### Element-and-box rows
────────────────

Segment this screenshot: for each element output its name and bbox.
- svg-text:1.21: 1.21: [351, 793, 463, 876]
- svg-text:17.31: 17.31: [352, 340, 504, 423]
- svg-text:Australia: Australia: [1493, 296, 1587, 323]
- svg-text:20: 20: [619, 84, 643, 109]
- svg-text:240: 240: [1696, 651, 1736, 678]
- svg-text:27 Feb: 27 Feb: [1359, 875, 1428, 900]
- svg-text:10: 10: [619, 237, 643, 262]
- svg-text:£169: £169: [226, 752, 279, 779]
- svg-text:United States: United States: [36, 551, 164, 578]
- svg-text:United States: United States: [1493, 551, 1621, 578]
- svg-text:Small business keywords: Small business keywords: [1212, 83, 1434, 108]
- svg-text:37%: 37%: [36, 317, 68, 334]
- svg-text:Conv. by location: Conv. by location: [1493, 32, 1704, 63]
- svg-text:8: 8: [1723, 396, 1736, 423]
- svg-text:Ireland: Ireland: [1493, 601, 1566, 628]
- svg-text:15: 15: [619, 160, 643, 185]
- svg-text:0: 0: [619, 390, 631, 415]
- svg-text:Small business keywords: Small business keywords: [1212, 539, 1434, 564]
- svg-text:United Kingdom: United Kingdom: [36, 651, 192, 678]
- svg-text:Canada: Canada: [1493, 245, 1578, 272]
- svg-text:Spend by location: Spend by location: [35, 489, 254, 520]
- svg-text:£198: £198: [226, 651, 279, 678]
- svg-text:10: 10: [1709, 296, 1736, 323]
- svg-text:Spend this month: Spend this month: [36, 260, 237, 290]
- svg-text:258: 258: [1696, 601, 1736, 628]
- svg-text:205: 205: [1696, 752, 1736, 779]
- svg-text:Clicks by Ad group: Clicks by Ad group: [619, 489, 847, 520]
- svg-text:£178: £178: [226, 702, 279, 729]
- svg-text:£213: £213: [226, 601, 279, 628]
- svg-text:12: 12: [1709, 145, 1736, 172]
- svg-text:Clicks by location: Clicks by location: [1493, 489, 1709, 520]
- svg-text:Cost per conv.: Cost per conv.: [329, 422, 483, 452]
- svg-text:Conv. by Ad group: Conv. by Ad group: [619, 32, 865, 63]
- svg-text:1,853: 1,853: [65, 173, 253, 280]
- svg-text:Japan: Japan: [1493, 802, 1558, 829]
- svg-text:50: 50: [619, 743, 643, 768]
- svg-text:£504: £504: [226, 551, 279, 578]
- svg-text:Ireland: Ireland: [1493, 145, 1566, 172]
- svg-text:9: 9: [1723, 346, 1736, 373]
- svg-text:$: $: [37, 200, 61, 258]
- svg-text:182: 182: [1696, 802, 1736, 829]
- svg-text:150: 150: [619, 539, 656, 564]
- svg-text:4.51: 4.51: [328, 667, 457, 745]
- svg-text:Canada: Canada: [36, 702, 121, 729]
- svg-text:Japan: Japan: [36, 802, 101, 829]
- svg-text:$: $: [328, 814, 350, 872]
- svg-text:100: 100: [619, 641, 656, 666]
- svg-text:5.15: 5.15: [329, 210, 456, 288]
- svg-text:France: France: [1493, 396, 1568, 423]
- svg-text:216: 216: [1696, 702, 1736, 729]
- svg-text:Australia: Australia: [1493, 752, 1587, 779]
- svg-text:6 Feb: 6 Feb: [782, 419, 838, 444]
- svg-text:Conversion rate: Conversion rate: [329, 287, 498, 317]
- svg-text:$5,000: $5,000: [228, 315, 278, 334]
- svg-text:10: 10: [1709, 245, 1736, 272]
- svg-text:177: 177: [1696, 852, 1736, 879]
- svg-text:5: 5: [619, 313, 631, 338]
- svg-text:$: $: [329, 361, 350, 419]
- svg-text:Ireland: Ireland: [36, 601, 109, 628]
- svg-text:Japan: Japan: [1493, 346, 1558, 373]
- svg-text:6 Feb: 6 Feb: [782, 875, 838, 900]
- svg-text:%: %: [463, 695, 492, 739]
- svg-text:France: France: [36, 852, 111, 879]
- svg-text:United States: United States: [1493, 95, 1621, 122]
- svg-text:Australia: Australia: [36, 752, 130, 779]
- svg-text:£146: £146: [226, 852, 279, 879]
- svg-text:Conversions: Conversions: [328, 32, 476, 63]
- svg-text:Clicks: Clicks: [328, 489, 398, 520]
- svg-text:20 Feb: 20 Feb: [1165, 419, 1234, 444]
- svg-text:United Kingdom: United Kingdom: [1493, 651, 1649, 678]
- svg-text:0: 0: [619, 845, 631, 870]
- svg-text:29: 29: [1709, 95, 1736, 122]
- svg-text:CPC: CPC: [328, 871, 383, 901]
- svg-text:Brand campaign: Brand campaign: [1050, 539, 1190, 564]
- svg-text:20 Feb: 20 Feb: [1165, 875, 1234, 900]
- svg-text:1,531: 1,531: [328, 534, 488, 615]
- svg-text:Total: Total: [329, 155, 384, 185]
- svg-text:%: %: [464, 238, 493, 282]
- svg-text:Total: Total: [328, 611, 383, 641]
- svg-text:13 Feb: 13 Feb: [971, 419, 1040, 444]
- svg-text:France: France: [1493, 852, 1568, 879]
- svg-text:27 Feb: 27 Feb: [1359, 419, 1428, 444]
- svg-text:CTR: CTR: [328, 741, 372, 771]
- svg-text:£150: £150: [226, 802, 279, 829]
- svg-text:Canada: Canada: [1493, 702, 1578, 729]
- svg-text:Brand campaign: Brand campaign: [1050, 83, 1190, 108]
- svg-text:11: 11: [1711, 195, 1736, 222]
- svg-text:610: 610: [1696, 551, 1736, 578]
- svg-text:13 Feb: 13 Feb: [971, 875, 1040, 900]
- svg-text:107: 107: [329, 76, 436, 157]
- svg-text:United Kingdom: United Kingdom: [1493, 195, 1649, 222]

────────────────

### Task statement
Return every line of the rows above word for word, with no changes.

### Full solution
Segment this screenshot: for each element output its name and bbox.
- svg-text:1.21: 1.21: [351, 793, 463, 876]
- svg-text:17.31: 17.31: [352, 340, 504, 423]
- svg-text:Australia: Australia: [1493, 296, 1587, 323]
- svg-text:20: 20: [619, 84, 643, 109]
- svg-text:240: 240: [1696, 651, 1736, 678]
- svg-text:27 Feb: 27 Feb: [1359, 875, 1428, 900]
- svg-text:10: 10: [619, 237, 643, 262]
- svg-text:£169: £169: [226, 752, 279, 779]
- svg-text:United States: United States: [36, 551, 164, 578]
- svg-text:United States: United States: [1493, 551, 1621, 578]
- svg-text:Small business keywords: Small business keywords: [1212, 83, 1434, 108]
- svg-text:37%: 37%: [36, 317, 68, 334]
- svg-text:Conv. by location: Conv. by location: [1493, 32, 1704, 63]
- svg-text:8: 8: [1723, 396, 1736, 423]
- svg-text:Ireland: Ireland: [1493, 601, 1566, 628]
- svg-text:15: 15: [619, 160, 643, 185]
- svg-text:0: 0: [619, 390, 631, 415]
- svg-text:Small business keywords: Small business keywords: [1212, 539, 1434, 564]
- svg-text:United Kingdom: United Kingdom: [36, 651, 192, 678]
- svg-text:Canada: Canada: [1493, 245, 1578, 272]
- svg-text:Spend by location: Spend by location: [35, 489, 254, 520]
- svg-text:£198: £198: [226, 651, 279, 678]
- svg-text:10: 10: [1709, 296, 1736, 323]
- svg-text:Spend this month: Spend this month: [36, 260, 237, 290]
- svg-text:258: 258: [1696, 601, 1736, 628]
- svg-text:205: 205: [1696, 752, 1736, 779]
- svg-text:Clicks by Ad group: Clicks by Ad group: [619, 489, 847, 520]
- svg-text:£178: £178: [226, 702, 279, 729]
- svg-text:£213: £213: [226, 601, 279, 628]
- svg-text:12: 12: [1709, 145, 1736, 172]
- svg-text:Clicks by location: Clicks by location: [1493, 489, 1709, 520]
- svg-text:Cost per conv.: Cost per conv.: [329, 422, 483, 452]
- svg-text:Conv. by Ad group: Conv. by Ad group: [619, 32, 865, 63]
- svg-text:1,853: 1,853: [65, 173, 253, 280]
- svg-text:Japan: Japan: [1493, 802, 1558, 829]
- svg-text:50: 50: [619, 743, 643, 768]
- svg-text:£504: £504: [226, 551, 279, 578]
- svg-text:Ireland: Ireland: [1493, 145, 1566, 172]
- svg-text:9: 9: [1723, 346, 1736, 373]
- svg-text:$: $: [37, 200, 61, 258]
- svg-text:182: 182: [1696, 802, 1736, 829]
- svg-text:150: 150: [619, 539, 656, 564]
- svg-text:4.51: 4.51: [328, 667, 457, 745]
- svg-text:Canada: Canada: [36, 702, 121, 729]
- svg-text:Japan: Japan: [36, 802, 101, 829]
- svg-text:$: $: [328, 814, 350, 872]
- svg-text:100: 100: [619, 641, 656, 666]
- svg-text:5.15: 5.15: [329, 210, 456, 288]
- svg-text:France: France: [1493, 396, 1568, 423]
- svg-text:216: 216: [1696, 702, 1736, 729]
- svg-text:Australia: Australia: [1493, 752, 1587, 779]
- svg-text:6 Feb: 6 Feb: [782, 419, 838, 444]
- svg-text:Conversion rate: Conversion rate: [329, 287, 498, 317]
- svg-text:$5,000: $5,000: [228, 315, 278, 334]
- svg-text:10: 10: [1709, 245, 1736, 272]
- svg-text:177: 177: [1696, 852, 1736, 879]
- svg-text:5: 5: [619, 313, 631, 338]
- svg-text:$: $: [329, 361, 350, 419]
- svg-text:Ireland: Ireland: [36, 601, 109, 628]
- svg-text:Japan: Japan: [1493, 346, 1558, 373]
- svg-text:6 Feb: 6 Feb: [782, 875, 838, 900]
- svg-text:%: %: [463, 695, 492, 739]
- svg-text:France: France: [36, 852, 111, 879]
- svg-text:United States: United States: [1493, 95, 1621, 122]
- svg-text:Australia: Australia: [36, 752, 130, 779]
- svg-text:£146: £146: [226, 852, 279, 879]
- svg-text:Conversions: Conversions: [328, 32, 476, 63]
- svg-text:Clicks: Clicks: [328, 489, 398, 520]
- svg-text:20 Feb: 20 Feb: [1165, 419, 1234, 444]
- svg-text:United Kingdom: United Kingdom: [1493, 651, 1649, 678]
- svg-text:0: 0: [619, 845, 631, 870]
- svg-text:29: 29: [1709, 95, 1736, 122]
- svg-text:CPC: CPC: [328, 871, 383, 901]
- svg-text:Brand campaign: Brand campaign: [1050, 539, 1190, 564]
- svg-text:20 Feb: 20 Feb: [1165, 875, 1234, 900]
- svg-text:1,531: 1,531: [328, 534, 488, 615]
- svg-text:Total: Total: [329, 155, 384, 185]
- svg-text:%: %: [464, 238, 493, 282]
- svg-text:Total: Total: [328, 611, 383, 641]
- svg-text:13 Feb: 13 Feb: [971, 419, 1040, 444]
- svg-text:France: France: [1493, 852, 1568, 879]
- svg-text:27 Feb: 27 Feb: [1359, 419, 1428, 444]
- svg-text:CTR: CTR: [328, 741, 372, 771]
- svg-text:£150: £150: [226, 802, 279, 829]
- svg-text:Canada: Canada: [1493, 702, 1578, 729]
- svg-text:Brand campaign: Brand campaign: [1050, 83, 1190, 108]
- svg-text:11: 11: [1711, 195, 1736, 222]
- svg-text:610: 610: [1696, 551, 1736, 578]
- svg-text:13 Feb: 13 Feb: [971, 875, 1040, 900]
- svg-text:107: 107: [329, 76, 436, 157]
- svg-text:United Kingdom: United Kingdom: [1493, 195, 1649, 222]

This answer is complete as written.